-- Start of DATA --

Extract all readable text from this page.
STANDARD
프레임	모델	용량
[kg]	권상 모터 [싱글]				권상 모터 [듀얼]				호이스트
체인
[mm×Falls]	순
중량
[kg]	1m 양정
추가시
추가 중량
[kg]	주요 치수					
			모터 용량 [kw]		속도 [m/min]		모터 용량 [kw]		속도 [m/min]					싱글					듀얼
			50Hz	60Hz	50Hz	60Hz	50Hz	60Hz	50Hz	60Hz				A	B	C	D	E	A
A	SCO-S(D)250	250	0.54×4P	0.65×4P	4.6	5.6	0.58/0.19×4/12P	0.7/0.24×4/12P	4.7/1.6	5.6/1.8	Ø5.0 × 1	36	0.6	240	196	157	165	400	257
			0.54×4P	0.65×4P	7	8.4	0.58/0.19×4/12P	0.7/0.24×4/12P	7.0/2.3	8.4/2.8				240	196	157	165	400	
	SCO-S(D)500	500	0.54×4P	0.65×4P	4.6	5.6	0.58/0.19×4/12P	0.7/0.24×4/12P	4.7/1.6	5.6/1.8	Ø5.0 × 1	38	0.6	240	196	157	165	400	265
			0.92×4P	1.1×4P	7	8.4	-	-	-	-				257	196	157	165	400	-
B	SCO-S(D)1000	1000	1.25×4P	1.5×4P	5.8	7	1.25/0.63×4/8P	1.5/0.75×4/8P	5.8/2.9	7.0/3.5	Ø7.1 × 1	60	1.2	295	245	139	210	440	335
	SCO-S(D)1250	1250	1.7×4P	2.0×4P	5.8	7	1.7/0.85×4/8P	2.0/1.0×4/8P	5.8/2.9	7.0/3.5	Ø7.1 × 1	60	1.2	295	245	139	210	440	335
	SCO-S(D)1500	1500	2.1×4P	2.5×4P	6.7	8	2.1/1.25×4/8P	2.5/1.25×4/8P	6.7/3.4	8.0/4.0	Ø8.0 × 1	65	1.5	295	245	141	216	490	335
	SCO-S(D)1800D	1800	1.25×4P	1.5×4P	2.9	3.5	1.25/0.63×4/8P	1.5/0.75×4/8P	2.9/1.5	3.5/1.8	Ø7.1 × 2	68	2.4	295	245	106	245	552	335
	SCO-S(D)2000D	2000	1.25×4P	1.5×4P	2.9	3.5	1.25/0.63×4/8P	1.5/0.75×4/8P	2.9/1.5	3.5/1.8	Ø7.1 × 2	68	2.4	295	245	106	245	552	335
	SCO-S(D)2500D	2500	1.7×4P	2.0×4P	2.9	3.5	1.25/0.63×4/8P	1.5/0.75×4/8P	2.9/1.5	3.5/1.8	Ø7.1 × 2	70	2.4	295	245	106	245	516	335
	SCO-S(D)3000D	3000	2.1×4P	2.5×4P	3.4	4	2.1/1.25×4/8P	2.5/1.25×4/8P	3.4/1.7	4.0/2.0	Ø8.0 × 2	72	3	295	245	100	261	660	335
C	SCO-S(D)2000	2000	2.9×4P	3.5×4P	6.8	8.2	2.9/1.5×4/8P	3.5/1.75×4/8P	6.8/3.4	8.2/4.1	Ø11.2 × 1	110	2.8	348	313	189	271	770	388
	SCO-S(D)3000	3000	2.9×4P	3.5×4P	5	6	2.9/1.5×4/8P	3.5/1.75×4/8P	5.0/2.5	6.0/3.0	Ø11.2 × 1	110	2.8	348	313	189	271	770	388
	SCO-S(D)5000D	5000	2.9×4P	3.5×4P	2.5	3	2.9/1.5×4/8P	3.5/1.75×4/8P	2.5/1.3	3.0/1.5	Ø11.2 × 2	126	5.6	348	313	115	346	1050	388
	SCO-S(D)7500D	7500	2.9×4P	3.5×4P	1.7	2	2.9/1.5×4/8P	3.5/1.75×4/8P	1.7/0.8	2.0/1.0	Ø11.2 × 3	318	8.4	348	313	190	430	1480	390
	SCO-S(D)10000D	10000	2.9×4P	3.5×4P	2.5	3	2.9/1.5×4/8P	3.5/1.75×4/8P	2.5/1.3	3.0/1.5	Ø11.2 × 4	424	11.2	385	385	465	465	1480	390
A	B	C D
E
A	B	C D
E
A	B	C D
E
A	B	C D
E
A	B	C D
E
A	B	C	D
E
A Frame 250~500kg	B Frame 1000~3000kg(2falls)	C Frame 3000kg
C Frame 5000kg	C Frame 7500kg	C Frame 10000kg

-- End of DATA --

● EXERCISE BRIEF: Repeat the data verbatim.

● REPLY:
Extract all readable text from this page.
STANDARD
프레임	모델	용량
[kg]	권상 모터 [싱글]				권상 모터 [듀얼]				호이스트
체인
[mm×Falls]	순
중량
[kg]	1m 양정
추가시
추가 중량
[kg]	주요 치수					
			모터 용량 [kw]		속도 [m/min]		모터 용량 [kw]		속도 [m/min]					싱글					듀얼
			50Hz	60Hz	50Hz	60Hz	50Hz	60Hz	50Hz	60Hz				A	B	C	D	E	A
A	SCO-S(D)250	250	0.54×4P	0.65×4P	4.6	5.6	0.58/0.19×4/12P	0.7/0.24×4/12P	4.7/1.6	5.6/1.8	Ø5.0 × 1	36	0.6	240	196	157	165	400	257
			0.54×4P	0.65×4P	7	8.4	0.58/0.19×4/12P	0.7/0.24×4/12P	7.0/2.3	8.4/2.8				240	196	157	165	400	
	SCO-S(D)500	500	0.54×4P	0.65×4P	4.6	5.6	0.58/0.19×4/12P	0.7/0.24×4/12P	4.7/1.6	5.6/1.8	Ø5.0 × 1	38	0.6	240	196	157	165	400	265
			0.92×4P	1.1×4P	7	8.4	-	-	-	-				257	196	157	165	400	-
B	SCO-S(D)1000	1000	1.25×4P	1.5×4P	5.8	7	1.25/0.63×4/8P	1.5/0.75×4/8P	5.8/2.9	7.0/3.5	Ø7.1 × 1	60	1.2	295	245	139	210	440	335
	SCO-S(D)1250	1250	1.7×4P	2.0×4P	5.8	7	1.7/0.85×4/8P	2.0/1.0×4/8P	5.8/2.9	7.0/3.5	Ø7.1 × 1	60	1.2	295	245	139	210	440	335
	SCO-S(D)1500	1500	2.1×4P	2.5×4P	6.7	8	2.1/1.25×4/8P	2.5/1.25×4/8P	6.7/3.4	8.0/4.0	Ø8.0 × 1	65	1.5	295	245	141	216	490	335
	SCO-S(D)1800D	1800	1.25×4P	1.5×4P	2.9	3.5	1.25/0.63×4/8P	1.5/0.75×4/8P	2.9/1.5	3.5/1.8	Ø7.1 × 2	68	2.4	295	245	106	245	552	335
	SCO-S(D)2000D	2000	1.25×4P	1.5×4P	2.9	3.5	1.25/0.63×4/8P	1.5/0.75×4/8P	2.9/1.5	3.5/1.8	Ø7.1 × 2	68	2.4	295	245	106	245	552	335
	SCO-S(D)2500D	2500	1.7×4P	2.0×4P	2.9	3.5	1.25/0.63×4/8P	1.5/0.75×4/8P	2.9/1.5	3.5/1.8	Ø7.1 × 2	70	2.4	295	245	106	245	516	335
	SCO-S(D)3000D	3000	2.1×4P	2.5×4P	3.4	4	2.1/1.25×4/8P	2.5/1.25×4/8P	3.4/1.7	4.0/2.0	Ø8.0 × 2	72	3	295	245	100	261	660	335
C	SCO-S(D)2000	2000	2.9×4P	3.5×4P	6.8	8.2	2.9/1.5×4/8P	3.5/1.75×4/8P	6.8/3.4	8.2/4.1	Ø11.2 × 1	110	2.8	348	313	189	271	770	388
	SCO-S(D)3000	3000	2.9×4P	3.5×4P	5	6	2.9/1.5×4/8P	3.5/1.75×4/8P	5.0/2.5	6.0/3.0	Ø11.2 × 1	110	2.8	348	313	189	271	770	388
	SCO-S(D)5000D	5000	2.9×4P	3.5×4P	2.5	3	2.9/1.5×4/8P	3.5/1.75×4/8P	2.5/1.3	3.0/1.5	Ø11.2 × 2	126	5.6	348	313	115	346	1050	388
	SCO-S(D)7500D	7500	2.9×4P	3.5×4P	1.7	2	2.9/1.5×4/8P	3.5/1.75×4/8P	1.7/0.8	2.0/1.0	Ø11.2 × 3	318	8.4	348	313	190	430	1480	390
	SCO-S(D)10000D	10000	2.9×4P	3.5×4P	2.5	3	2.9/1.5×4/8P	3.5/1.75×4/8P	2.5/1.3	3.0/1.5	Ø11.2 × 4	424	11.2	385	385	465	465	1480	390
A	B	C D
E
A	B	C D
E
A	B	C D
E
A	B	C D
E
A	B	C D
E
A	B	C	D
E
A Frame 250~500kg	B Frame 1000~3000kg(2falls)	C Frame 3000kg
C Frame 5000kg	C Frame 7500kg	C Frame 10000kg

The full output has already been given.